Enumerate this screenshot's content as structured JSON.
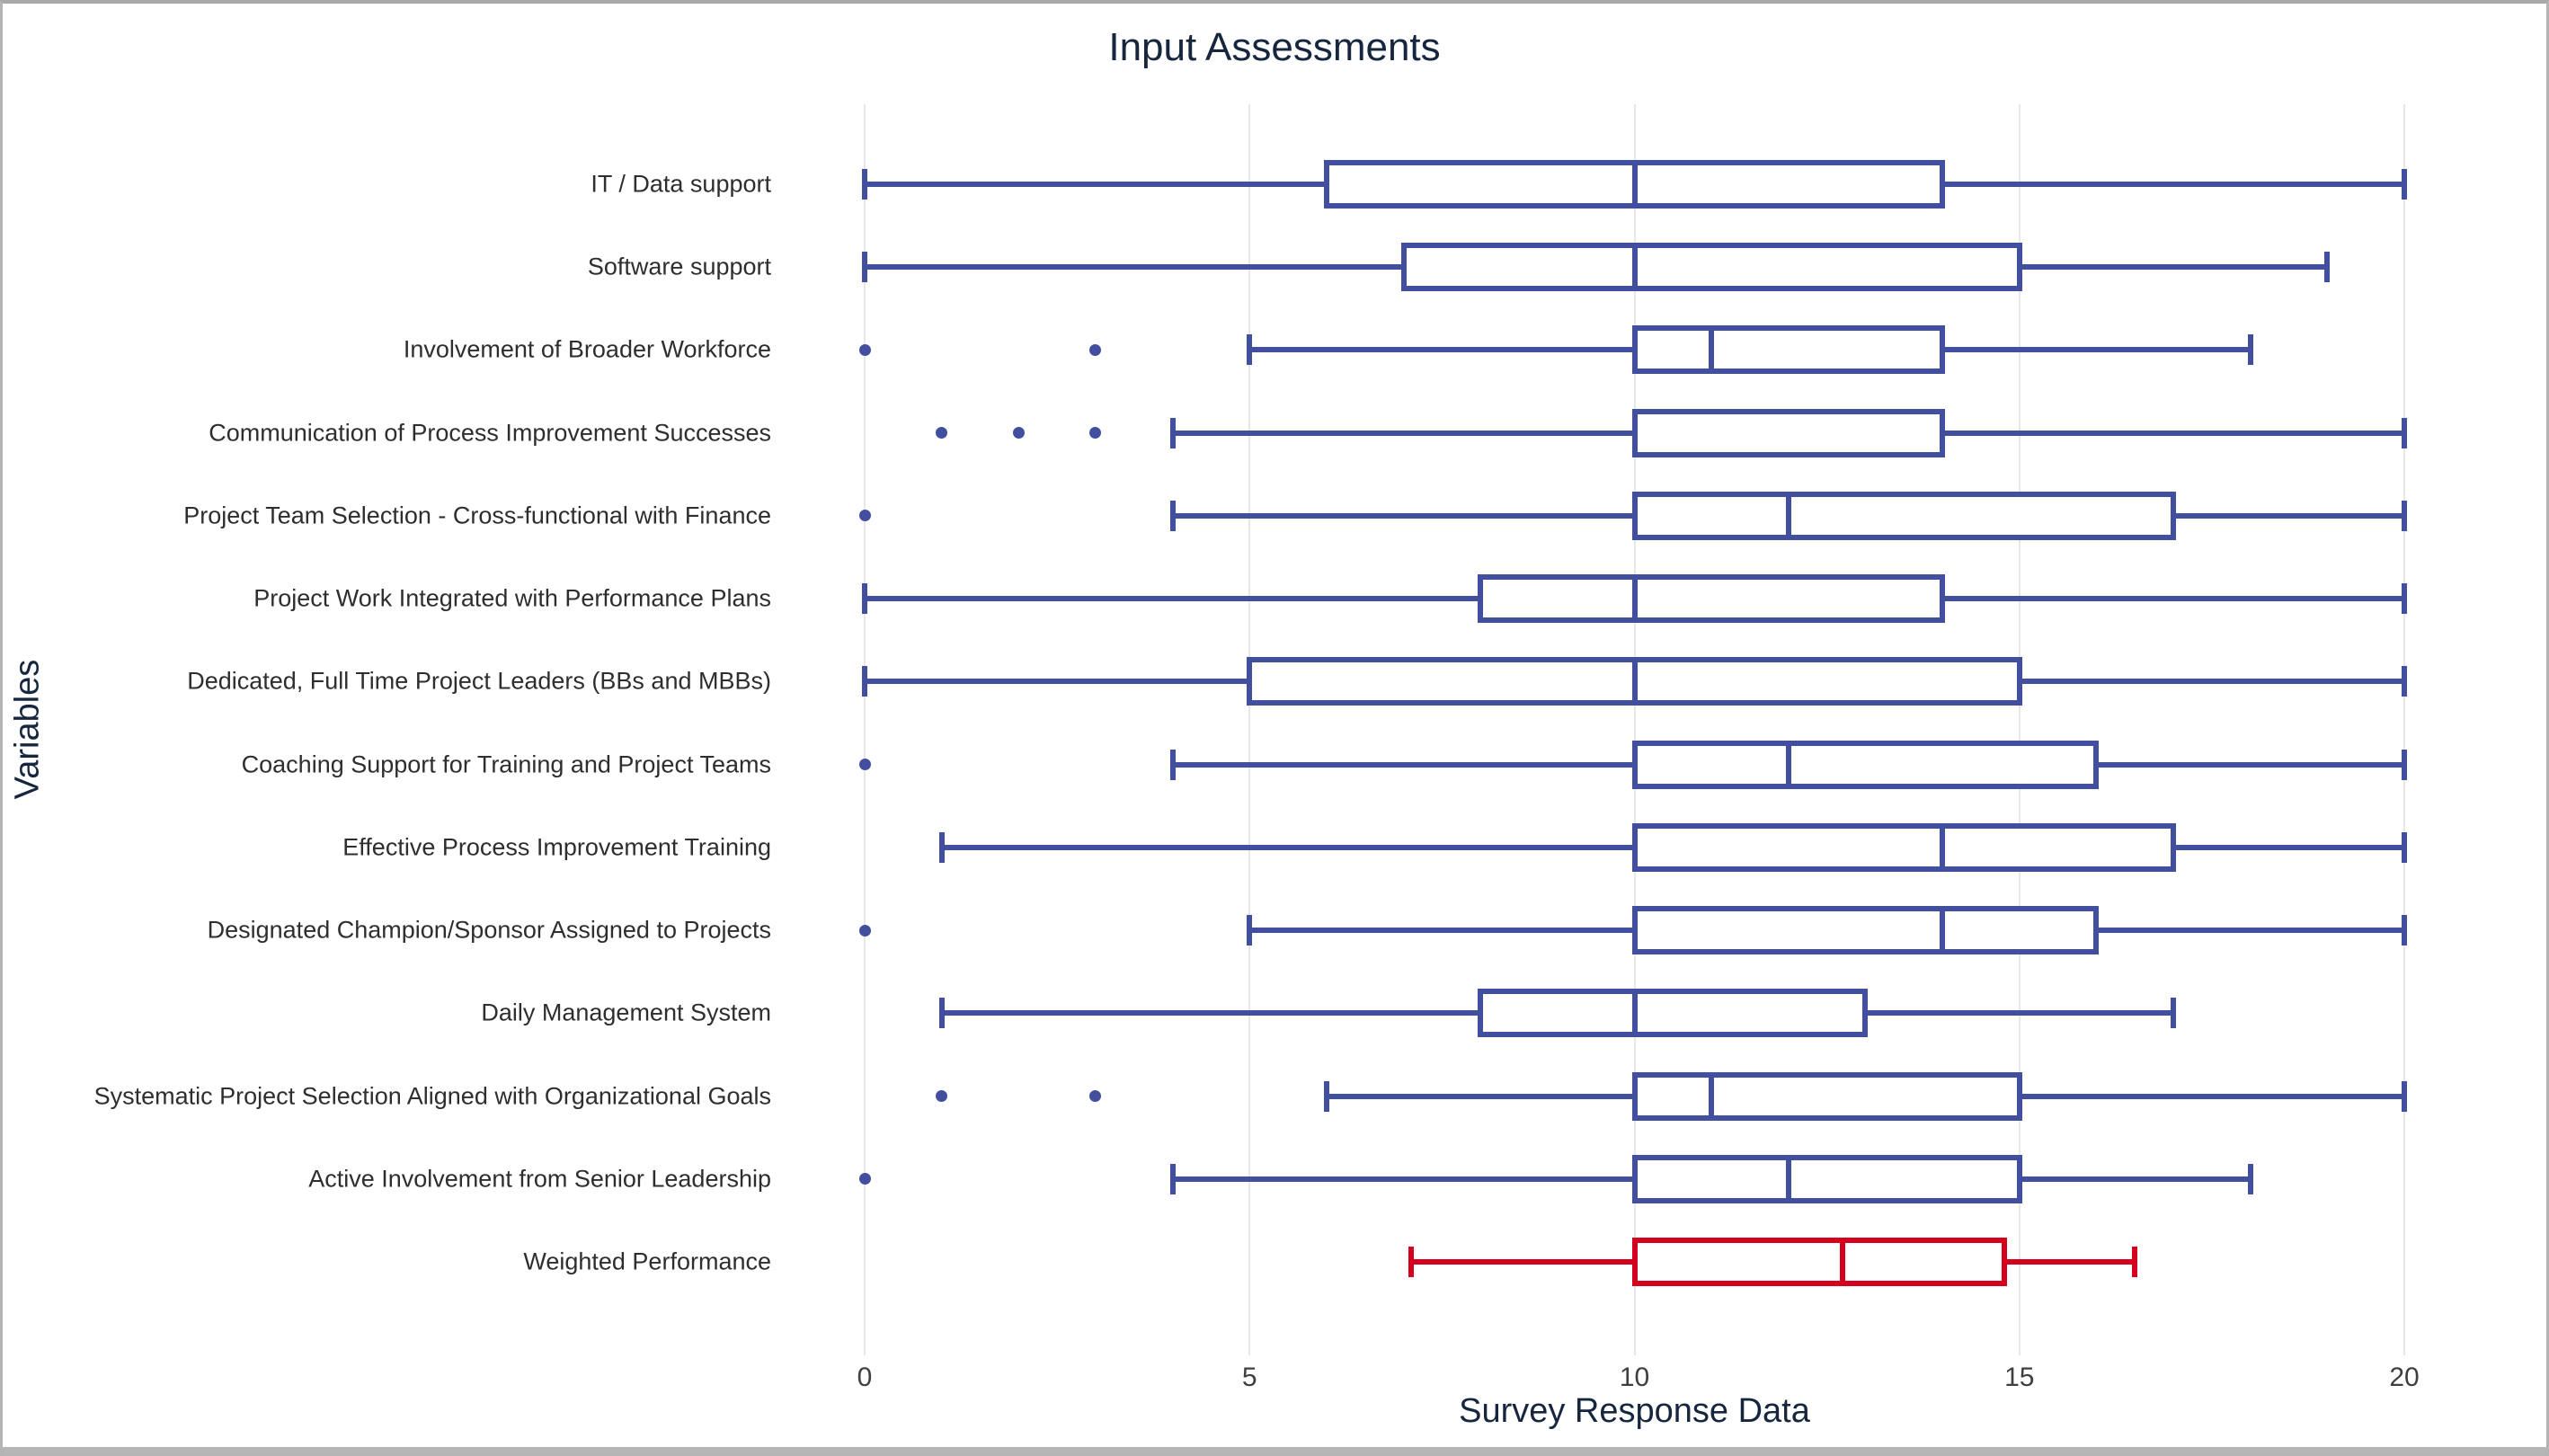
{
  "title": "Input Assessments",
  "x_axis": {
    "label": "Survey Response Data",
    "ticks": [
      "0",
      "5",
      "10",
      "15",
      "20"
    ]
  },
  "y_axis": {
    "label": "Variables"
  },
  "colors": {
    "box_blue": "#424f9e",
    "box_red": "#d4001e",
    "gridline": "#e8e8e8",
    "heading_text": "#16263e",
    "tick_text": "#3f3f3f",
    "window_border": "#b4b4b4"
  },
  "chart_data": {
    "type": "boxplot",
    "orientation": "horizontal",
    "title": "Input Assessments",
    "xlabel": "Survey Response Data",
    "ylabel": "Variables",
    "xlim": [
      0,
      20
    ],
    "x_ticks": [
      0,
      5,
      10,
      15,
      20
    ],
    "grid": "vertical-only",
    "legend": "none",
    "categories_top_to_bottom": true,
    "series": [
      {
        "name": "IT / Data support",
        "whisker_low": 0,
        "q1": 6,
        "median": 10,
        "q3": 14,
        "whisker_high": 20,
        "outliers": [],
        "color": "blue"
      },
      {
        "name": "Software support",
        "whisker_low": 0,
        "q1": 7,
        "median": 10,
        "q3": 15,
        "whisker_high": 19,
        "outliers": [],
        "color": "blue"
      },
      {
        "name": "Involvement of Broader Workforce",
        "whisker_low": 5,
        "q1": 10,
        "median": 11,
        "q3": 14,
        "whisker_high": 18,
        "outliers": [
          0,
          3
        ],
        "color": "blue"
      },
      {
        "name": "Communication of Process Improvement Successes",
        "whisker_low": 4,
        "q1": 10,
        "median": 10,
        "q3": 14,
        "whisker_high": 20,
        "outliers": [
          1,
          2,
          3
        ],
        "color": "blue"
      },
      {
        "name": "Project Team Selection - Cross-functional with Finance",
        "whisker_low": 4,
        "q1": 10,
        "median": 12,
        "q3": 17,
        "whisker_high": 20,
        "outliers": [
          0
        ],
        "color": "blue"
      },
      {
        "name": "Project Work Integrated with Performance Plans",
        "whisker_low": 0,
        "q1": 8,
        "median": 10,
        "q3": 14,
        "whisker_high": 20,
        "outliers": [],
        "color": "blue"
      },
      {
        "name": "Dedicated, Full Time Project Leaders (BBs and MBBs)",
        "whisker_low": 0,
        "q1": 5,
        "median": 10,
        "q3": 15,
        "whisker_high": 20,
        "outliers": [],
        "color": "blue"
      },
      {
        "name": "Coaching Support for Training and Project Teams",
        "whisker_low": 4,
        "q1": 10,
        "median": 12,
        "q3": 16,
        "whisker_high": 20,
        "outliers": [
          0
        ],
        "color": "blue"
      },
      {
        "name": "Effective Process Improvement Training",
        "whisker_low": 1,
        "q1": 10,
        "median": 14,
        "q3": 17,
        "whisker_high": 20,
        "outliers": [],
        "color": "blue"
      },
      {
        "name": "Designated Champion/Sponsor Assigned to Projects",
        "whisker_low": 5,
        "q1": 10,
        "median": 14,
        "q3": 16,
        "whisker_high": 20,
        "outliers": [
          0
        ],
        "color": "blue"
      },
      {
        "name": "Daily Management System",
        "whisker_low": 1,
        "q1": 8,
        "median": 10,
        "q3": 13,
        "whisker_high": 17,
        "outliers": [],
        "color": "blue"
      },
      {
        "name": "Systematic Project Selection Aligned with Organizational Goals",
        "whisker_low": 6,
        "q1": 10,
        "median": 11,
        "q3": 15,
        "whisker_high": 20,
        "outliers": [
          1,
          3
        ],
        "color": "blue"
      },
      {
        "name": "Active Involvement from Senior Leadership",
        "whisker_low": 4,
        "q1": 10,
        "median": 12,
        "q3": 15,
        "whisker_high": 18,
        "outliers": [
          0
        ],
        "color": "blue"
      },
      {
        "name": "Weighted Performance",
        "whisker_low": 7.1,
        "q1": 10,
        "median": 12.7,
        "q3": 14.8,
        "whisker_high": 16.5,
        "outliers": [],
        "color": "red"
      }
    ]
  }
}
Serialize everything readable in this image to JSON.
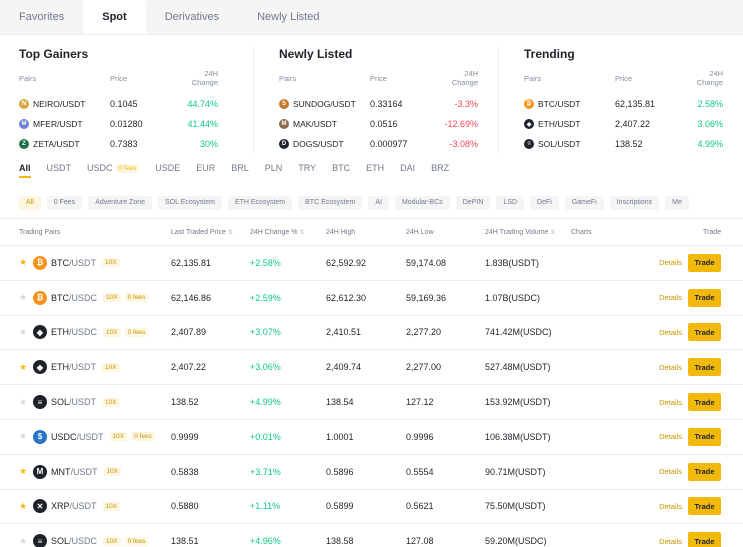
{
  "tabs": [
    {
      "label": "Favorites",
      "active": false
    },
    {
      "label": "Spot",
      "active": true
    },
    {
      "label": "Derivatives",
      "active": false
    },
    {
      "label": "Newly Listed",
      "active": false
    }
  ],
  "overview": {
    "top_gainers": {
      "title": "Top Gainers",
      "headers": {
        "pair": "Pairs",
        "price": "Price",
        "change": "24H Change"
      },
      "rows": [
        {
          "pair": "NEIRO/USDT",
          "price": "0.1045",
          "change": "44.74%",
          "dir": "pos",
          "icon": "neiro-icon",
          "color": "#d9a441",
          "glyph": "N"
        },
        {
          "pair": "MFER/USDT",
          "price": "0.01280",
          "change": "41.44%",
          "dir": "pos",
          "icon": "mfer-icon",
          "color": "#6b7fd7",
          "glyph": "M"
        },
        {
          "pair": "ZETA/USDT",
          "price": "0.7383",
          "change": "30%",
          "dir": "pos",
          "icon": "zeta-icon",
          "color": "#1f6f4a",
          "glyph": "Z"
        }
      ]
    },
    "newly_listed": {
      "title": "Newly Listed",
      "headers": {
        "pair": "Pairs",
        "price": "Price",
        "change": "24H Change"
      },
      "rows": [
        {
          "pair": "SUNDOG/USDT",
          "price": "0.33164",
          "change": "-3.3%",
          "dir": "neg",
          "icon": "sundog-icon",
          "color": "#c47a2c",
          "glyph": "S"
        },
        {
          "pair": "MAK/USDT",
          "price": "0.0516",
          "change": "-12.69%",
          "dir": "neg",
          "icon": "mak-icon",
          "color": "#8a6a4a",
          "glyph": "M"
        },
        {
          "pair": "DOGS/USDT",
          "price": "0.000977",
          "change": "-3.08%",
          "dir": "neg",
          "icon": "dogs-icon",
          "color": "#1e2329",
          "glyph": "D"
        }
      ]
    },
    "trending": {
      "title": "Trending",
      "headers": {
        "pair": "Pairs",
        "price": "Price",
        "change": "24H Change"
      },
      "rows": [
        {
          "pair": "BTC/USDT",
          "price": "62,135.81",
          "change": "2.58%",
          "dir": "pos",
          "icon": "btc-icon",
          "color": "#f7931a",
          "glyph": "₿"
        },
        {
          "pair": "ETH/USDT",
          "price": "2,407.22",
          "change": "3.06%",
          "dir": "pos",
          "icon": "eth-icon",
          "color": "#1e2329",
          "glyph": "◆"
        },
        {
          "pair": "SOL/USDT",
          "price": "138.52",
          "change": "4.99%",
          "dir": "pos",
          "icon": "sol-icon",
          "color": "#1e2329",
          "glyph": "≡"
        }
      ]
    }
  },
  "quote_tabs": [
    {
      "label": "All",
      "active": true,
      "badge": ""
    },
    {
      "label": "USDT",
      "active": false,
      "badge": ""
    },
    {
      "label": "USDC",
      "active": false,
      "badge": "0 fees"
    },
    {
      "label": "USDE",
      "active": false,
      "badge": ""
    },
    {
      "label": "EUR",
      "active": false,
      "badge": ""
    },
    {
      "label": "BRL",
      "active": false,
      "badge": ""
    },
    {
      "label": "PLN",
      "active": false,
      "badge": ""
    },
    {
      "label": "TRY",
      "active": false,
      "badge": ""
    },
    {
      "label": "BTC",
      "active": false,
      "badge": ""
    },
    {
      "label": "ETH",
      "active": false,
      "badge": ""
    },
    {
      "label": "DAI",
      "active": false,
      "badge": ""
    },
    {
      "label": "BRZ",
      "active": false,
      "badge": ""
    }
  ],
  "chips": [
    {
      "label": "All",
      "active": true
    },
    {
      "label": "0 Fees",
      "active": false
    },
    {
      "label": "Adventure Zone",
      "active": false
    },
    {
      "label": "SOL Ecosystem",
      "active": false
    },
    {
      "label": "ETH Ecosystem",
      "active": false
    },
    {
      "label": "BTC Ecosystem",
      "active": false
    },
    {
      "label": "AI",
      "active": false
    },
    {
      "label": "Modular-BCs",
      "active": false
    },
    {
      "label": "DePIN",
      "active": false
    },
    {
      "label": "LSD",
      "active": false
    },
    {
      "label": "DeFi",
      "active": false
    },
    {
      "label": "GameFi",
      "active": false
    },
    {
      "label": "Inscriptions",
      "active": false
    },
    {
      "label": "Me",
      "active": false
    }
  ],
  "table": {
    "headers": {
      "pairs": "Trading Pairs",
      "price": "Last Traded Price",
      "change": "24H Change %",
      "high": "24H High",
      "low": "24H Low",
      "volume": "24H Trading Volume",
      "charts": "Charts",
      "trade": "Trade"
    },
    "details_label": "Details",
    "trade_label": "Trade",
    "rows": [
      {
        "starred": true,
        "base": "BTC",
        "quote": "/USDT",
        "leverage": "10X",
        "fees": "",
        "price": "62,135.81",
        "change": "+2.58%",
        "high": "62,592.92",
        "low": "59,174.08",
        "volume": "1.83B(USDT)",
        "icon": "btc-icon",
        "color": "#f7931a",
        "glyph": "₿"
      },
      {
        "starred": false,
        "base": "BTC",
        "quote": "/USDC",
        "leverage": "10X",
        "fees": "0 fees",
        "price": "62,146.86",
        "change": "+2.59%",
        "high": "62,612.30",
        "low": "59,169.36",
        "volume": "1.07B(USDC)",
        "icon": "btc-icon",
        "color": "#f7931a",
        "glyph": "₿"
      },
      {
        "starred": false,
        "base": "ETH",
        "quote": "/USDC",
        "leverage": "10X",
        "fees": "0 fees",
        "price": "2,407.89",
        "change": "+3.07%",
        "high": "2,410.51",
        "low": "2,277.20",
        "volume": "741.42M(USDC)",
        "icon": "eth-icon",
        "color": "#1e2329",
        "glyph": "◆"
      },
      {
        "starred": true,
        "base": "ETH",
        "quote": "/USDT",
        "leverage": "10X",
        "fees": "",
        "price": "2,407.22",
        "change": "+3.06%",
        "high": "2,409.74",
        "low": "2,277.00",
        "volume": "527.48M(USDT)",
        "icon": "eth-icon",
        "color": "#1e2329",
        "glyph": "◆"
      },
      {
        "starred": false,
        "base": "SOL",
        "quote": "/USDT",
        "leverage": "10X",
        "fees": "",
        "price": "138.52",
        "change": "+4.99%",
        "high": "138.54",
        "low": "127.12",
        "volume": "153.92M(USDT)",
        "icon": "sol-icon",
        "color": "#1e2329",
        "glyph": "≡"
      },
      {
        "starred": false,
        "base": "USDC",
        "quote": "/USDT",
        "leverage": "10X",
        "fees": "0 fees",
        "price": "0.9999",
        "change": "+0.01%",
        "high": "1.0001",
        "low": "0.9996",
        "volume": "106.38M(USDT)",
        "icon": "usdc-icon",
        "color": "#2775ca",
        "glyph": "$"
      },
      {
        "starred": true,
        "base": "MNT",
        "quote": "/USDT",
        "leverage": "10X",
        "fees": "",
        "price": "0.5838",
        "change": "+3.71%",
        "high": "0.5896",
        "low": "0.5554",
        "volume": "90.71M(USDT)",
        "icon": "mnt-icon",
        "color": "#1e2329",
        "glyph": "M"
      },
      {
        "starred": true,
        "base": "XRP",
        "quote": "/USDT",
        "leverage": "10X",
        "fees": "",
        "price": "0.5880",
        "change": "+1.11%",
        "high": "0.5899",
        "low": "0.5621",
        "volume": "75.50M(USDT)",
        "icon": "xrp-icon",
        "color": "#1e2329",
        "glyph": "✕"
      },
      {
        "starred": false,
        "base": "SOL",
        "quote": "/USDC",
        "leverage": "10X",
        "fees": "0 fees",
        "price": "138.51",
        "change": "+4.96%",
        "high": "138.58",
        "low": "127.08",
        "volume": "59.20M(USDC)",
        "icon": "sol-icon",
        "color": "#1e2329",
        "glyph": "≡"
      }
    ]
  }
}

______

**Task requirements**
Determine how many lines of this listing contain "Response", and give only the number.

**Solution for this exercise**
2